TASK – Without carrying over a single picture, write out the records below exactly.

THE INPUT –
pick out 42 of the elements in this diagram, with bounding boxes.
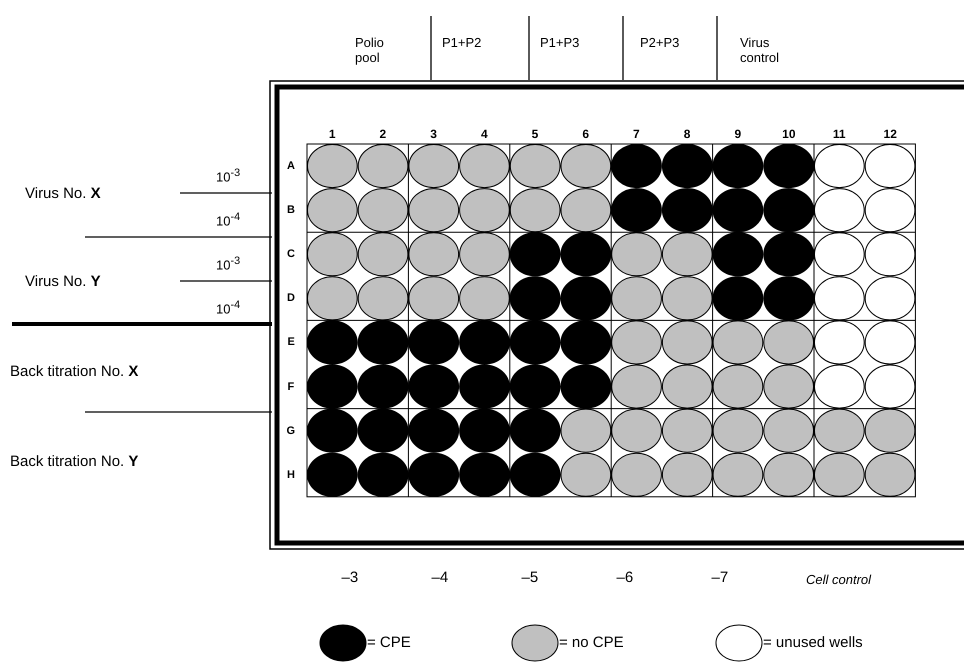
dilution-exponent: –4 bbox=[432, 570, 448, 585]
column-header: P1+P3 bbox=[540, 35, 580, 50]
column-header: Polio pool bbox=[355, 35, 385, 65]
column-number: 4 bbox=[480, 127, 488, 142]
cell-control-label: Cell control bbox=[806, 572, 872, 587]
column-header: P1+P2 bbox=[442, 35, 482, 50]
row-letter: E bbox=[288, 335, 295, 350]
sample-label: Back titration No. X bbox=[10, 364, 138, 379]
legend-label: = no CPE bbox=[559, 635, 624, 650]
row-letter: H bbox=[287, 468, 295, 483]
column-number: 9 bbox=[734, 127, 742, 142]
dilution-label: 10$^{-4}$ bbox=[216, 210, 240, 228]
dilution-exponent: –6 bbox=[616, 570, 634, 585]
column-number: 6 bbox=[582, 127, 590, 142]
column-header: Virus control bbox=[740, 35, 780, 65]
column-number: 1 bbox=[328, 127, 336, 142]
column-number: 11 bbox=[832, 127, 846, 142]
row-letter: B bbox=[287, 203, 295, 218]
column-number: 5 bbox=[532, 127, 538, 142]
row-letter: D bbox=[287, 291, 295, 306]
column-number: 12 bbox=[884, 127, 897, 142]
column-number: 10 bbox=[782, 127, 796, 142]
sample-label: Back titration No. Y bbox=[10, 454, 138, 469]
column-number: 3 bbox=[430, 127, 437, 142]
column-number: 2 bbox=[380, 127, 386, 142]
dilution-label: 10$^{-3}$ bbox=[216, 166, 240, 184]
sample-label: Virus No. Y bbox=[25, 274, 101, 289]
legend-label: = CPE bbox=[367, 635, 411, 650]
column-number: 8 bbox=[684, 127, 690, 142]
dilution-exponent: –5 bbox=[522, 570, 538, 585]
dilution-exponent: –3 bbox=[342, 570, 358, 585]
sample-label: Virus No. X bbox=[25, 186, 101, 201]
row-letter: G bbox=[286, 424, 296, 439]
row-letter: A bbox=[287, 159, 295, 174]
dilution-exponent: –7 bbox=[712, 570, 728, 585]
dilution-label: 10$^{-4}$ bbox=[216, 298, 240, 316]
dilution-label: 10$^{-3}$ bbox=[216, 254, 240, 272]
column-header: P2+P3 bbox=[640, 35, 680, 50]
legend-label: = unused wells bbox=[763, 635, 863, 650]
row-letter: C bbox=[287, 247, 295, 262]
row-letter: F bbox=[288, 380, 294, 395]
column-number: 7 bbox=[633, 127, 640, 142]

SOLUTION TO THE PROBLEM –
pick out 42 of the elements in this diagram, with bounding boxes.
dilution-exponent: –4 bbox=[432, 570, 448, 585]
column-header: P1+P3 bbox=[540, 35, 580, 50]
column-header: Polio pool bbox=[355, 35, 385, 65]
column-number: 4 bbox=[480, 127, 488, 142]
cell-control-label: Cell control bbox=[806, 572, 872, 587]
column-header: P1+P2 bbox=[442, 35, 482, 50]
row-letter: E bbox=[288, 335, 295, 350]
sample-label: Back titration No. X bbox=[10, 364, 138, 379]
legend-label: = no CPE bbox=[559, 635, 624, 650]
row-letter: H bbox=[287, 468, 295, 483]
column-number: 9 bbox=[734, 127, 742, 142]
dilution-label: 10$^{-4}$ bbox=[216, 210, 240, 228]
dilution-exponent: –6 bbox=[616, 570, 634, 585]
column-number: 6 bbox=[582, 127, 590, 142]
column-header: Virus control bbox=[740, 35, 780, 65]
column-number: 1 bbox=[328, 127, 336, 142]
column-number: 11 bbox=[832, 127, 846, 142]
row-letter: B bbox=[287, 203, 295, 218]
column-number: 5 bbox=[532, 127, 538, 142]
row-letter: D bbox=[287, 291, 295, 306]
column-number: 12 bbox=[884, 127, 897, 142]
column-number: 10 bbox=[782, 127, 796, 142]
sample-label: Back titration No. Y bbox=[10, 454, 138, 469]
column-number: 3 bbox=[430, 127, 437, 142]
column-number: 2 bbox=[380, 127, 386, 142]
dilution-label: 10$^{-3}$ bbox=[216, 166, 240, 184]
sample-label: Virus No. Y bbox=[25, 274, 101, 289]
legend-label: = CPE bbox=[367, 635, 411, 650]
column-number: 8 bbox=[684, 127, 690, 142]
dilution-exponent: –5 bbox=[522, 570, 538, 585]
dilution-exponent: –3 bbox=[342, 570, 358, 585]
sample-label: Virus No. X bbox=[25, 186, 101, 201]
row-letter: G bbox=[286, 424, 296, 439]
row-letter: A bbox=[287, 159, 295, 174]
dilution-exponent: –7 bbox=[712, 570, 728, 585]
dilution-label: 10$^{-4}$ bbox=[216, 298, 240, 316]
dilution-label: 10$^{-3}$ bbox=[216, 254, 240, 272]
column-header: P2+P3 bbox=[640, 35, 680, 50]
legend-label: = unused wells bbox=[763, 635, 863, 650]
row-letter: C bbox=[287, 247, 295, 262]
row-letter: F bbox=[288, 380, 294, 395]
column-number: 7 bbox=[633, 127, 640, 142]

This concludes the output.